■ What to work on: Print the entries below in their entirety, exactly as they are written.

Figure record extracts

* START *

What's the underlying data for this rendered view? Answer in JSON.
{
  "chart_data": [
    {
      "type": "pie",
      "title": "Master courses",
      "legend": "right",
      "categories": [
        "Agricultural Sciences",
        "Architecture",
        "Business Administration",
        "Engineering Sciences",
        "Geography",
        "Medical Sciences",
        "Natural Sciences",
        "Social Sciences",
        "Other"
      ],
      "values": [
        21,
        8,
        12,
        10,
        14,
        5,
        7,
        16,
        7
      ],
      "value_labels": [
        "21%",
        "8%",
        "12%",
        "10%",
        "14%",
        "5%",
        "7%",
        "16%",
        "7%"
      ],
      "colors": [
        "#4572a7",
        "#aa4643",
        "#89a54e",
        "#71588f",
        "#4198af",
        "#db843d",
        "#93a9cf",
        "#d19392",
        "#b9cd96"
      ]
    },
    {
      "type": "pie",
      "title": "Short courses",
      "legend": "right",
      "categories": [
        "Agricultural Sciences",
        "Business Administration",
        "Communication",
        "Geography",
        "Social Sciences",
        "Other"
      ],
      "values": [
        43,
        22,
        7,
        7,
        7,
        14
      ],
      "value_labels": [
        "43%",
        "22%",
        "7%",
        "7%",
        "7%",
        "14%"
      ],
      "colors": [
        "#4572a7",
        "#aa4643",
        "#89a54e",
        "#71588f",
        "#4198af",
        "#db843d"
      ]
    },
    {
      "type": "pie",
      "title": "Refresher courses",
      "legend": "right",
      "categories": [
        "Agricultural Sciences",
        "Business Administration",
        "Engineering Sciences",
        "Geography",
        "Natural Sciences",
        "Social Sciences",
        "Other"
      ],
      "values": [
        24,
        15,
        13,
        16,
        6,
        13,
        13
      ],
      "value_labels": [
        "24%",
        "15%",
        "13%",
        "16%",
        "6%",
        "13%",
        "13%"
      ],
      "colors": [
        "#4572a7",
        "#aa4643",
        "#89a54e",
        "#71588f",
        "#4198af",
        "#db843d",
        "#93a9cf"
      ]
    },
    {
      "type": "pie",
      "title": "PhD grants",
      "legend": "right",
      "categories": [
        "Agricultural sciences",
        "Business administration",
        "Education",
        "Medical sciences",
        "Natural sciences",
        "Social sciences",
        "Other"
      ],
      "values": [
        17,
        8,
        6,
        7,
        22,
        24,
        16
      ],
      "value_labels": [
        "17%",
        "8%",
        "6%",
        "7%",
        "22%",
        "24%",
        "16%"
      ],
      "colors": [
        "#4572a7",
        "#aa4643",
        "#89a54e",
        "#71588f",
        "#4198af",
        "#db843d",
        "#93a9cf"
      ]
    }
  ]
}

* END *

■ Output for this exercise:
What's the underlying data for this rendered view? Answer in JSON.
{
  "chart_data": [
    {
      "type": "pie",
      "title": "Master courses",
      "legend": "right",
      "categories": [
        "Agricultural Sciences",
        "Architecture",
        "Business Administration",
        "Engineering Sciences",
        "Geography",
        "Medical Sciences",
        "Natural Sciences",
        "Social Sciences",
        "Other"
      ],
      "values": [
        21,
        8,
        12,
        10,
        14,
        5,
        7,
        16,
        7
      ],
      "value_labels": [
        "21%",
        "8%",
        "12%",
        "10%",
        "14%",
        "5%",
        "7%",
        "16%",
        "7%"
      ],
      "colors": [
        "#4572a7",
        "#aa4643",
        "#89a54e",
        "#71588f",
        "#4198af",
        "#db843d",
        "#93a9cf",
        "#d19392",
        "#b9cd96"
      ]
    },
    {
      "type": "pie",
      "title": "Short courses",
      "legend": "right",
      "categories": [
        "Agricultural Sciences",
        "Business Administration",
        "Communication",
        "Geography",
        "Social Sciences",
        "Other"
      ],
      "values": [
        43,
        22,
        7,
        7,
        7,
        14
      ],
      "value_labels": [
        "43%",
        "22%",
        "7%",
        "7%",
        "7%",
        "14%"
      ],
      "colors": [
        "#4572a7",
        "#aa4643",
        "#89a54e",
        "#71588f",
        "#4198af",
        "#db843d"
      ]
    },
    {
      "type": "pie",
      "title": "Refresher courses",
      "legend": "right",
      "categories": [
        "Agricultural Sciences",
        "Business Administration",
        "Engineering Sciences",
        "Geography",
        "Natural Sciences",
        "Social Sciences",
        "Other"
      ],
      "values": [
        24,
        15,
        13,
        16,
        6,
        13,
        13
      ],
      "value_labels": [
        "24%",
        "15%",
        "13%",
        "16%",
        "6%",
        "13%",
        "13%"
      ],
      "colors": [
        "#4572a7",
        "#aa4643",
        "#89a54e",
        "#71588f",
        "#4198af",
        "#db843d",
        "#93a9cf"
      ]
    },
    {
      "type": "pie",
      "title": "PhD grants",
      "legend": "right",
      "categories": [
        "Agricultural sciences",
        "Business administration",
        "Education",
        "Medical sciences",
        "Natural sciences",
        "Social sciences",
        "Other"
      ],
      "values": [
        17,
        8,
        6,
        7,
        22,
        24,
        16
      ],
      "value_labels": [
        "17%",
        "8%",
        "6%",
        "7%",
        "22%",
        "24%",
        "16%"
      ],
      "colors": [
        "#4572a7",
        "#aa4643",
        "#89a54e",
        "#71588f",
        "#4198af",
        "#db843d",
        "#93a9cf"
      ]
    }
  ]
}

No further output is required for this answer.